== Given instruction ==
The listing below should be printed exactly, every line of it. Skip the pictures.

== Data shown ==
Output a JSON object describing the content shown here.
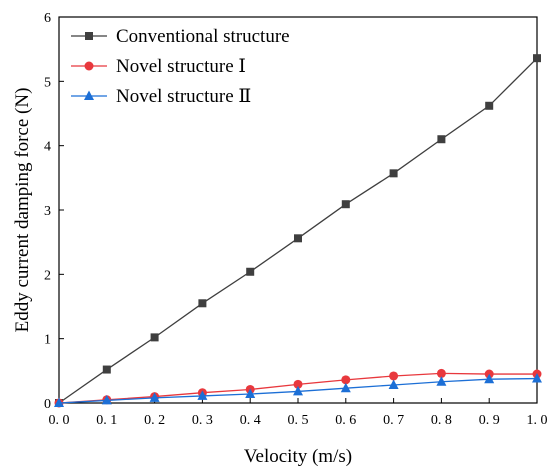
{
  "chart_data": {
    "type": "line",
    "x": [
      0.0,
      0.1,
      0.2,
      0.3,
      0.4,
      0.5,
      0.6,
      0.7,
      0.8,
      0.9,
      1.0
    ],
    "x_tick_labels": [
      "0. 0",
      "0. 1",
      "0. 2",
      "0. 3",
      "0. 4",
      "0. 5",
      "0. 6",
      "0. 7",
      "0. 8",
      "0. 9",
      "1. 0"
    ],
    "y_ticks": [
      0,
      1,
      2,
      3,
      4,
      5,
      6
    ],
    "y_tick_labels": [
      "0",
      "1",
      "2",
      "3",
      "4",
      "5",
      "6"
    ],
    "xlim": [
      0,
      1.0
    ],
    "ylim": [
      0,
      6
    ],
    "xlabel": "Velocity (m/s)",
    "ylabel": "Eddy current damping force (N)",
    "title": "",
    "grid": false,
    "legend_position": "top-left",
    "series": [
      {
        "name": "Conventional structure",
        "color": "#3f3f3f",
        "marker": "square",
        "values": [
          0.0,
          0.52,
          1.02,
          1.55,
          2.04,
          2.56,
          3.09,
          3.57,
          4.1,
          4.62,
          5.36
        ]
      },
      {
        "name": "Novel structure Ⅰ",
        "color": "#e8383d",
        "marker": "circle",
        "values": [
          0.0,
          0.05,
          0.1,
          0.16,
          0.21,
          0.29,
          0.36,
          0.42,
          0.46,
          0.45,
          0.45
        ]
      },
      {
        "name": "Novel structure Ⅱ",
        "color": "#1c6fd6",
        "marker": "triangle",
        "values": [
          0.0,
          0.04,
          0.08,
          0.11,
          0.14,
          0.18,
          0.23,
          0.28,
          0.33,
          0.37,
          0.38
        ]
      }
    ]
  }
}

== Exercise result ==
Output a JSON object describing the content shown here.
{
  "chart_data": {
    "type": "line",
    "x": [
      0.0,
      0.1,
      0.2,
      0.3,
      0.4,
      0.5,
      0.6,
      0.7,
      0.8,
      0.9,
      1.0
    ],
    "x_tick_labels": [
      "0. 0",
      "0. 1",
      "0. 2",
      "0. 3",
      "0. 4",
      "0. 5",
      "0. 6",
      "0. 7",
      "0. 8",
      "0. 9",
      "1. 0"
    ],
    "y_ticks": [
      0,
      1,
      2,
      3,
      4,
      5,
      6
    ],
    "y_tick_labels": [
      "0",
      "1",
      "2",
      "3",
      "4",
      "5",
      "6"
    ],
    "xlim": [
      0,
      1.0
    ],
    "ylim": [
      0,
      6
    ],
    "xlabel": "Velocity (m/s)",
    "ylabel": "Eddy current damping force (N)",
    "title": "",
    "grid": false,
    "legend_position": "top-left",
    "series": [
      {
        "name": "Conventional structure",
        "color": "#3f3f3f",
        "marker": "square",
        "values": [
          0.0,
          0.52,
          1.02,
          1.55,
          2.04,
          2.56,
          3.09,
          3.57,
          4.1,
          4.62,
          5.36
        ]
      },
      {
        "name": "Novel structure Ⅰ",
        "color": "#e8383d",
        "marker": "circle",
        "values": [
          0.0,
          0.05,
          0.1,
          0.16,
          0.21,
          0.29,
          0.36,
          0.42,
          0.46,
          0.45,
          0.45
        ]
      },
      {
        "name": "Novel structure Ⅱ",
        "color": "#1c6fd6",
        "marker": "triangle",
        "values": [
          0.0,
          0.04,
          0.08,
          0.11,
          0.14,
          0.18,
          0.23,
          0.28,
          0.33,
          0.37,
          0.38
        ]
      }
    ]
  }
}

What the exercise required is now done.